Compito assegnato A: Nel testo su Luca evangelista, con quale espressione latina Dante definisce l'autore del terzo Vangelo nella Monarchia?
Compito assegnato B: Trascrivi senza modifiche il brano del testo su Luca evangelista da "Luca più volte" fino a "tutti i tempi." incluso.

Testo fornito:
· · · · · · ·
Luca più volte si dilunga a raccontare i gesti di perdono e di accoglienza di Gesu’.
«Scriba mansuetudinis Christi», scrittore della misericordia-tenerezza di Cristo: così Dante (Monarchia I 16) definisce l’autore del terzo Vangelo e degli Atti degli apostoli.
I racconti che fanno la poesia del natale sono di Luca. Suo è il ricordo più ampio e affettuoso di Maria di Nazaret e di tante donne che servono Gesù. Presenti solo in Luca sono la parabola del Padre misericordioso e del Buon samaritano, l’attenzione ai poveri, la vicenda del buon ladrone e dei discepoli di Emmaus.
Per il suo vangelo dell’infanzia, per le sue scene di perdono, per il clima di serenità e di gioia Luca è l’evangelista che ha più profondamente inspirato l’arte religiosa di tutti i tempi.
L’originalità di Luca si manifesta soprattutto nella parte centrale del Vangelo, nel viaggio di Gesù verso Gerusalemme, dove risalta l’insegnamento di Gesù attraverso una serie abbondantissima di parabole come quella del buon samaritano (Lc 10, 29-37), del figliol prodigo (15, 11-32), del ricco epulone (16, 19-31), del fariseo e del pubblicano (18, 9-14). Parabole che solo Luca riporta (18 delle sue 24 parabole non esistono negli altri Sinottici) e che evidenziano gli aspetti a lui più cari: la misericordiosa mansuetudine di Gesù, la sua benevolenza verso i pagani, la sua bontà accogliente verso i peccatori, la sua predilezione per i poveri e i piccoli che della buona novella sono i destinatari privilegiati. La predicazione di Gesù si apre, nel Vangelo di Luca, proprio rivolgendosi a loro: «Mi ha mandato a predicare ai poveri la buona novella» (Lc 4, 18).
· · · · · · ·
Dati forniti:
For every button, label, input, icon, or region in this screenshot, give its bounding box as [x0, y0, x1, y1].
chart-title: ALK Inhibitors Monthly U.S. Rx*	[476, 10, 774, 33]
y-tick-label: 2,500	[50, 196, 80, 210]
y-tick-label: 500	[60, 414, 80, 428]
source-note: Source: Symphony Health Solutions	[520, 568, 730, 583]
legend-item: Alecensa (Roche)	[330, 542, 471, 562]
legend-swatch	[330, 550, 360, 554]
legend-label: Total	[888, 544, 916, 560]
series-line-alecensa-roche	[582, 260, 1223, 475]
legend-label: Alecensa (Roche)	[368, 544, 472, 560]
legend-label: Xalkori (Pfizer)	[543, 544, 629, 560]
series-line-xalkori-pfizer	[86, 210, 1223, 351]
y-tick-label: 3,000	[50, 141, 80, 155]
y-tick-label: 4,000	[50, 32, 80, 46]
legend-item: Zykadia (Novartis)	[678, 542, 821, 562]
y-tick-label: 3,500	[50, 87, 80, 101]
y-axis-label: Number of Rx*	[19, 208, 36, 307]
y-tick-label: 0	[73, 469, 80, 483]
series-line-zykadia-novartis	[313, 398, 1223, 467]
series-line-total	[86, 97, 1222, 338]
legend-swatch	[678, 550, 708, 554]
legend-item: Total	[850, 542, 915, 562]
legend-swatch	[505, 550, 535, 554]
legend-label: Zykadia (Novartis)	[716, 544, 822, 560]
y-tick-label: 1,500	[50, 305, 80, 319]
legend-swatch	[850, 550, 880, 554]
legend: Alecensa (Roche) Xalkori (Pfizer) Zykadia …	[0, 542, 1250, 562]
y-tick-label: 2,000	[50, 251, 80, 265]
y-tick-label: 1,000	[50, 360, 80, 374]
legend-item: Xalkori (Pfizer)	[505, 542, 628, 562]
· · · · · · ·
Soluzione scritta A: «Scriba mansuetudinis Christi», cioè scrittore della misericordia-tenerezza di Cristo.

Soluzione scritta B:
Luca più volte si dilunga a raccontare i gesti di perdono e di accoglienza di Gesu’.
«Scriba mansuetudinis Christi», scrittore della misericordia-tenerezza di Cristo: così Dante (Monarchia I 16) definisce l’autore del terzo Vangelo e degli Atti degli apostoli.
I racconti che fanno la poesia del natale sono di Luca. Suo è il ricordo più ampio e affettuoso di Maria di Nazaret e di tante donne che servono Gesù. Presenti solo in Luca sono la parabola del Padre misericordioso e del Buon samaritano, l’attenzione ai poveri, la vicenda del buon ladrone e dei discepoli di Emmaus.
Per il suo vangelo dell’infanzia, per le sue scene di perdono, per il clima di serenità e di gioia Luca è l’evangelista che ha più profondamente inspirato l’arte religiosa di tutti i tempi.